* REQUIREMENTS
Every line that contains the word "false" should be copied out.

* LISTED RECORDS

○ ○ ○

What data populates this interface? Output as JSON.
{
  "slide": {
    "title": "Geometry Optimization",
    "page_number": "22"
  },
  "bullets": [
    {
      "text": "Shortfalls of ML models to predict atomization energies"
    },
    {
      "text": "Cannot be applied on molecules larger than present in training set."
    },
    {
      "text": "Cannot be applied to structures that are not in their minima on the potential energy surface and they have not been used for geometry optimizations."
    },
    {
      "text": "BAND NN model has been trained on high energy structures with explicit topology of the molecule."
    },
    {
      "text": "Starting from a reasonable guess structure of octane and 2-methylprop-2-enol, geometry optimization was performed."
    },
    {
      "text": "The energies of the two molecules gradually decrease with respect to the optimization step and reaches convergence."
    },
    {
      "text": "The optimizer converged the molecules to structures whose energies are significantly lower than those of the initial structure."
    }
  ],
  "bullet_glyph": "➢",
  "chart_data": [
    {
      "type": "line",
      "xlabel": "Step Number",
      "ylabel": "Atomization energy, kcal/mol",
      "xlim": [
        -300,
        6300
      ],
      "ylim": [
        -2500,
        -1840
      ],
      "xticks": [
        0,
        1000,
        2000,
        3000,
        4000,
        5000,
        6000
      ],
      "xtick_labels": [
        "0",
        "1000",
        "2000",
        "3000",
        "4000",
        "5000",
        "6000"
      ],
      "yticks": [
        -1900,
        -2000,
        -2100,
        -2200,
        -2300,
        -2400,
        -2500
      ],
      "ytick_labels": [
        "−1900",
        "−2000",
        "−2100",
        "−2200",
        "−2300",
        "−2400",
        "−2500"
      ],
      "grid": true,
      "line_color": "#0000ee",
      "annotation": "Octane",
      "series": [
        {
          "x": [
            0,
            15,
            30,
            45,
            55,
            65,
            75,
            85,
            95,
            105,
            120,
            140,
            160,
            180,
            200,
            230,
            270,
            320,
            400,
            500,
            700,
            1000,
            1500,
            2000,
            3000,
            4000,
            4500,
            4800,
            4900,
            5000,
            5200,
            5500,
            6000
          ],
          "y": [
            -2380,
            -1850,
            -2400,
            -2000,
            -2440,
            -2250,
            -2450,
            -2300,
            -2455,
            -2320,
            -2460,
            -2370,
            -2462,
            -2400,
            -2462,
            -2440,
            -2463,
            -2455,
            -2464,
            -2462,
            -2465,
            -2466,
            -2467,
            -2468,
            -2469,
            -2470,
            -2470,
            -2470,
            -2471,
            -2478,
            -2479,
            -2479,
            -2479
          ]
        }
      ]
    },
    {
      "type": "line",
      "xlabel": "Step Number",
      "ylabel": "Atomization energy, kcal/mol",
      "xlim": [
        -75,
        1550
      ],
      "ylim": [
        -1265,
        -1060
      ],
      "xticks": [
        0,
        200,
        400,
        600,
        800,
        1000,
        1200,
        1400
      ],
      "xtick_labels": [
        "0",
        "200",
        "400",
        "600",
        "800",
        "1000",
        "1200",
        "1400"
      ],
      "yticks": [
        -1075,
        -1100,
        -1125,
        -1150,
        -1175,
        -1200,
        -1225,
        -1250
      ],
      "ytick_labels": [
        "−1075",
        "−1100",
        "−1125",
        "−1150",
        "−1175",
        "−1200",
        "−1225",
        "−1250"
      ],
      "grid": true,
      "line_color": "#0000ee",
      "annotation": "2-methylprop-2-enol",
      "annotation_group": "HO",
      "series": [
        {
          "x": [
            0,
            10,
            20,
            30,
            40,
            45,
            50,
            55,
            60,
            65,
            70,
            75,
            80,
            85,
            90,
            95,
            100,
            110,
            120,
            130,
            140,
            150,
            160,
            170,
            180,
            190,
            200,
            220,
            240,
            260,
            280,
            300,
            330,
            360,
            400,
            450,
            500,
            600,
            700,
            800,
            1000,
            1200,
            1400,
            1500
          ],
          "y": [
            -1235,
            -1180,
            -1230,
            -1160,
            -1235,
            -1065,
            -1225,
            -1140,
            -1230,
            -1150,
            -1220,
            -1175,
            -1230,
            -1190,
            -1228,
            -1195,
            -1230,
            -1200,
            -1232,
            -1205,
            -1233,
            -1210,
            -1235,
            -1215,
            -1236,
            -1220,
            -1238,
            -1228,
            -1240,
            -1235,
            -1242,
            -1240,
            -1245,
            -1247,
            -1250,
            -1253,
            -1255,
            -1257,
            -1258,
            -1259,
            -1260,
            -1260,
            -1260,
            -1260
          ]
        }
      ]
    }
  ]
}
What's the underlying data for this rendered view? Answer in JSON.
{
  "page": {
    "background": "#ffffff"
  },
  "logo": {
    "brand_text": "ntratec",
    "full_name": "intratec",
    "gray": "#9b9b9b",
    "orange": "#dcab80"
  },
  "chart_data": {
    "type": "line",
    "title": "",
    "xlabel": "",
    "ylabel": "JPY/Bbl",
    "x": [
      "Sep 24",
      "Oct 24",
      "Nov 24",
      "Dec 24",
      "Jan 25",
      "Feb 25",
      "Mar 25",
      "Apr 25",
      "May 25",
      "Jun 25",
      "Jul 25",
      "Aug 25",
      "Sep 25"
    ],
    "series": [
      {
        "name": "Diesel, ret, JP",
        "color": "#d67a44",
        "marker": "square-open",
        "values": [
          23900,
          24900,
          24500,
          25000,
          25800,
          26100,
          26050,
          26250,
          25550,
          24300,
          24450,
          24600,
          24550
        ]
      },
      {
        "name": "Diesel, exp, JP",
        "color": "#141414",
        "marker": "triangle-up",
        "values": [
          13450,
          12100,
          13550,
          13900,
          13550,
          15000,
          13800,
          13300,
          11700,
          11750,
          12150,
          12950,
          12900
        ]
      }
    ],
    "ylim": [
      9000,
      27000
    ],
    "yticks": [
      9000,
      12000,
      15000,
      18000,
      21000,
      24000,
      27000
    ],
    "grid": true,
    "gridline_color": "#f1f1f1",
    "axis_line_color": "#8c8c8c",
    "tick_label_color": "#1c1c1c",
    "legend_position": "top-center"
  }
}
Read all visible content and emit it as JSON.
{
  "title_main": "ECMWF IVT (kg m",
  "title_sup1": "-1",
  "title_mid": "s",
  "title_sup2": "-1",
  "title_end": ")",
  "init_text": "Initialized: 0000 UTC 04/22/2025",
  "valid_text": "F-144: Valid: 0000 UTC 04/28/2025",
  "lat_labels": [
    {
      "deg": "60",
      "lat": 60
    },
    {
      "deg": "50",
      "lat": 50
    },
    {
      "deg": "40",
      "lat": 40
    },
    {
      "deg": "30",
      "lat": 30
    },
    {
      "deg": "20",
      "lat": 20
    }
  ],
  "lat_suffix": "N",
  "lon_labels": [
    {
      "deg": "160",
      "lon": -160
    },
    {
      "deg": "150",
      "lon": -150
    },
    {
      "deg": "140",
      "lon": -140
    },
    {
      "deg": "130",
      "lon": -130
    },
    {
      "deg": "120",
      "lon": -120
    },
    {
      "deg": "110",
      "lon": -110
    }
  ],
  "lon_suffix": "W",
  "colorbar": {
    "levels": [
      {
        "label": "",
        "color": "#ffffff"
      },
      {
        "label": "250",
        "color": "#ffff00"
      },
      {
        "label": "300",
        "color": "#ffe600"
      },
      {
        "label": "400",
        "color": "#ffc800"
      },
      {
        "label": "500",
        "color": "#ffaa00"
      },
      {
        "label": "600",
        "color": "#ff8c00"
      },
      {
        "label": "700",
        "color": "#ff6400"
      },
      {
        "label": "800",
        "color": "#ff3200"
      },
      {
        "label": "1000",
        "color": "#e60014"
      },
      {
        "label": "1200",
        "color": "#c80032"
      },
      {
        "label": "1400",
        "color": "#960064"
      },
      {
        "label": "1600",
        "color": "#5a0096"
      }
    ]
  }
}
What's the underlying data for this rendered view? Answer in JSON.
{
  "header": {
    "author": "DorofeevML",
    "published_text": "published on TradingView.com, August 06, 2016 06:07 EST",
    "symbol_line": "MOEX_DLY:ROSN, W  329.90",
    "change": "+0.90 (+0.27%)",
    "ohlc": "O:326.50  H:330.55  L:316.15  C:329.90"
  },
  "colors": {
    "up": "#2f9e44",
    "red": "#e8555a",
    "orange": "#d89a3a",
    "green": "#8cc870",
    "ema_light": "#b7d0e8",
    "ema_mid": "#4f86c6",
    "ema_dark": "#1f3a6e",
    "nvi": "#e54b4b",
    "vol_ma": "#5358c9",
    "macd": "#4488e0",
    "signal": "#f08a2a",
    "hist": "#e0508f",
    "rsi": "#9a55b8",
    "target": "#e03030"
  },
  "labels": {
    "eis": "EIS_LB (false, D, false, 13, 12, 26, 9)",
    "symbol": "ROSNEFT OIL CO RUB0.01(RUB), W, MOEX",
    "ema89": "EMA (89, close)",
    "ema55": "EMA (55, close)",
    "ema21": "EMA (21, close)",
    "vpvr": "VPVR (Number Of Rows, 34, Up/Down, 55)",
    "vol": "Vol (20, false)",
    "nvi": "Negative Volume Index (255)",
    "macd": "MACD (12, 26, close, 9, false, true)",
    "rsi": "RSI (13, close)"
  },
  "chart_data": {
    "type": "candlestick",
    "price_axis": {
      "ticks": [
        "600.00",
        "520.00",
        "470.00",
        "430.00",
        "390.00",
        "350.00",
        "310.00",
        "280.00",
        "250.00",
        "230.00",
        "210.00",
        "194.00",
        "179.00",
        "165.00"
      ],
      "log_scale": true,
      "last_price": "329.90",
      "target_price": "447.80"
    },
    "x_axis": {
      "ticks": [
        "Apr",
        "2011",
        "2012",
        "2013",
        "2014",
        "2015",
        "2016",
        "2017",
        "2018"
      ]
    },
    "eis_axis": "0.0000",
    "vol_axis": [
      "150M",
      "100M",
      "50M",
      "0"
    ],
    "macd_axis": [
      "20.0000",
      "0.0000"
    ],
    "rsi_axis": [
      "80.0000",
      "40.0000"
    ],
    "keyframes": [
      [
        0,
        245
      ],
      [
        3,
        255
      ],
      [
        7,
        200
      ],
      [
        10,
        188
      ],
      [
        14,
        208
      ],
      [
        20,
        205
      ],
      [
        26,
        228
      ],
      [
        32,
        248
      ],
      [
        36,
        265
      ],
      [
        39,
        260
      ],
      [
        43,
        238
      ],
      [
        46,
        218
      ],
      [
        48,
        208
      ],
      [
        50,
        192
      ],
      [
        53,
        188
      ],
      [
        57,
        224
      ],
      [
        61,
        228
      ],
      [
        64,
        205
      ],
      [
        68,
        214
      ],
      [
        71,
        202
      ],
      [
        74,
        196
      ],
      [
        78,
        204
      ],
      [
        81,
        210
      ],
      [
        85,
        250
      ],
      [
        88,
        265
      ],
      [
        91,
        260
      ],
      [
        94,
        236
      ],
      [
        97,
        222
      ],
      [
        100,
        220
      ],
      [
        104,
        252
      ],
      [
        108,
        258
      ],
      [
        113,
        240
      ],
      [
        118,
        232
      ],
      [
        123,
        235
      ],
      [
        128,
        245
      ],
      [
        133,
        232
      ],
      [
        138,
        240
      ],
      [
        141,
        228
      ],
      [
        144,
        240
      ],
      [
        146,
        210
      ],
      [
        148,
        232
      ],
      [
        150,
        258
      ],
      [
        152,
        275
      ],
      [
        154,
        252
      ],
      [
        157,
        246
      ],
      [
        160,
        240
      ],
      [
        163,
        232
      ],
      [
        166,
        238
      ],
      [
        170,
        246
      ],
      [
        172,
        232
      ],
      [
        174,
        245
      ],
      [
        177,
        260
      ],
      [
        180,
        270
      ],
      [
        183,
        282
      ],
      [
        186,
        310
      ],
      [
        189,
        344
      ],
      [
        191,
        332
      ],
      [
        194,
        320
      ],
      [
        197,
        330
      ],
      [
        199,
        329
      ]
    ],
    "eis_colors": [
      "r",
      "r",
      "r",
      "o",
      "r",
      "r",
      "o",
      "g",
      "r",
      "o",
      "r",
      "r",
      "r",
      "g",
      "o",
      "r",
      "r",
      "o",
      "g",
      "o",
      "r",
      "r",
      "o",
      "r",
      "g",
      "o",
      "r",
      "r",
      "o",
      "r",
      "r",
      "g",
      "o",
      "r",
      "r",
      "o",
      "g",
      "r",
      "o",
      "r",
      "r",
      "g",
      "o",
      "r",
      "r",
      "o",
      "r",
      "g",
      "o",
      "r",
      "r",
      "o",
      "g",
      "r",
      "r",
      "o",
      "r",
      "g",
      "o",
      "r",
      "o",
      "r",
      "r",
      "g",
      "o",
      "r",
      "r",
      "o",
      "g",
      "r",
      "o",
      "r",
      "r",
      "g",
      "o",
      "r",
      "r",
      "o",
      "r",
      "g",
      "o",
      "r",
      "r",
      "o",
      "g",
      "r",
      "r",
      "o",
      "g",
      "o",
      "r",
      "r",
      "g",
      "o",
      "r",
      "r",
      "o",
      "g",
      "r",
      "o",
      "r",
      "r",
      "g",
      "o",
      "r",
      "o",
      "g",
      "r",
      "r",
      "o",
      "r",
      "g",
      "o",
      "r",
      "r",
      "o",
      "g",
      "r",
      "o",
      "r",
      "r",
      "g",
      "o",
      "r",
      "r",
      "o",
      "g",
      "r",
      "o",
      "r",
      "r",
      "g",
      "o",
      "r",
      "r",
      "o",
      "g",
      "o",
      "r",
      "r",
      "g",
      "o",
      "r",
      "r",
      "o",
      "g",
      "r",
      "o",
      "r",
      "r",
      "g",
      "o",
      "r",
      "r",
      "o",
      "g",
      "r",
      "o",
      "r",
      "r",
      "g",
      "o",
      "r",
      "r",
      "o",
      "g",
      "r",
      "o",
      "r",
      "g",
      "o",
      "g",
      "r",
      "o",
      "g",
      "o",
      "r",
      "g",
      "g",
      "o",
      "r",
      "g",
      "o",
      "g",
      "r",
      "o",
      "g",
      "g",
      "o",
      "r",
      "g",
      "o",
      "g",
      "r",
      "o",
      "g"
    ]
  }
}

○ ○ ○

* PROBLEM SOLUTION
    "eis": "EIS_LB (false, D, false, 13, 12, 26, 9)",
    "vol": "Vol (20, false)",
    "macd": "MACD (12, 26, close, 9, false, true)",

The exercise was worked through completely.